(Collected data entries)

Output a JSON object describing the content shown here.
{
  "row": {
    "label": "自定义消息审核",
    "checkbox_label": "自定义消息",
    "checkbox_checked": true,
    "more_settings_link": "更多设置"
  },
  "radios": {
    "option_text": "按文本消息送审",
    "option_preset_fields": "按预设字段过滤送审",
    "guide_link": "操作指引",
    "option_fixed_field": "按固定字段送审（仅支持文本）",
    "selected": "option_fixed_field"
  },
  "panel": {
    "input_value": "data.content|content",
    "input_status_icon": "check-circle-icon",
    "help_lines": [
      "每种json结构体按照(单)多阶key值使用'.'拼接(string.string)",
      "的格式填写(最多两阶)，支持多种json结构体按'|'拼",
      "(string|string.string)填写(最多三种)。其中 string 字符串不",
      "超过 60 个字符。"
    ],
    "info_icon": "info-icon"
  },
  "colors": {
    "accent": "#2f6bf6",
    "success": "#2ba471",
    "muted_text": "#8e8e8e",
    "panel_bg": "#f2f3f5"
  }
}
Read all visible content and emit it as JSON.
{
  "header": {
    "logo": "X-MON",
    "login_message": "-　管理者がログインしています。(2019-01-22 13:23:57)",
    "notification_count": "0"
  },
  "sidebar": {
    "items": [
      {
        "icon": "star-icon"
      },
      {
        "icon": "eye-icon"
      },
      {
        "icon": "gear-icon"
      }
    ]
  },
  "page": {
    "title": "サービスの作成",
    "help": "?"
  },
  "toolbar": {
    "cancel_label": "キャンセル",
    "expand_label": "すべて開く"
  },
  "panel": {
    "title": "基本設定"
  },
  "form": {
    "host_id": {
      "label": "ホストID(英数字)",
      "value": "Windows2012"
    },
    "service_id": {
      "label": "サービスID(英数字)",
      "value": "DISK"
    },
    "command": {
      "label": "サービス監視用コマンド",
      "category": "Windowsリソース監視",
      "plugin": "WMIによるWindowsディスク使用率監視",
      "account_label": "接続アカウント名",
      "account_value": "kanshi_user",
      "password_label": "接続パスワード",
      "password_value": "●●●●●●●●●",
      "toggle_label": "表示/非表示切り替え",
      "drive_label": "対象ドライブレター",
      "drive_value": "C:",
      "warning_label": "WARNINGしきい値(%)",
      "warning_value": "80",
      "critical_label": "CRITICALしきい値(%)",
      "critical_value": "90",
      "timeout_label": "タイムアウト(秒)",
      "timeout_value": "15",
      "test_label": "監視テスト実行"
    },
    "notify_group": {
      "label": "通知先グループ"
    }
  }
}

**WORK TO BE COMPLETED:**
Word for word, quote the lines from the line containing "Read all visible content and emit it as JSON." through the end of the material, both included, and nothing else.

**IN RESPONSE:**
Read all visible content and emit it as JSON.
{
  "header": {
    "logo": "X-MON",
    "login_message": "-　管理者がログインしています。(2019-01-22 13:23:57)",
    "notification_count": "0"
  },
  "sidebar": {
    "items": [
      {
        "icon": "star-icon"
      },
      {
        "icon": "eye-icon"
      },
      {
        "icon": "gear-icon"
      }
    ]
  },
  "page": {
    "title": "サービスの作成",
    "help": "?"
  },
  "toolbar": {
    "cancel_label": "キャンセル",
    "expand_label": "すべて開く"
  },
  "panel": {
    "title": "基本設定"
  },
  "form": {
    "host_id": {
      "label": "ホストID(英数字)",
      "value": "Windows2012"
    },
    "service_id": {
      "label": "サービスID(英数字)",
      "value": "DISK"
    },
    "command": {
      "label": "サービス監視用コマンド",
      "category": "Windowsリソース監視",
      "plugin": "WMIによるWindowsディスク使用率監視",
      "account_label": "接続アカウント名",
      "account_value": "kanshi_user",
      "password_label": "接続パスワード",
      "password_value": "●●●●●●●●●",
      "toggle_label": "表示/非表示切り替え",
      "drive_label": "対象ドライブレター",
      "drive_value": "C:",
      "warning_label": "WARNINGしきい値(%)",
      "warning_value": "80",
      "critical_label": "CRITICALしきい値(%)",
      "critical_value": "90",
      "timeout_label": "タイムアウト(秒)",
      "timeout_value": "15",
      "test_label": "監視テスト実行"
    },
    "notify_group": {
      "label": "通知先グループ"
    }
  }
}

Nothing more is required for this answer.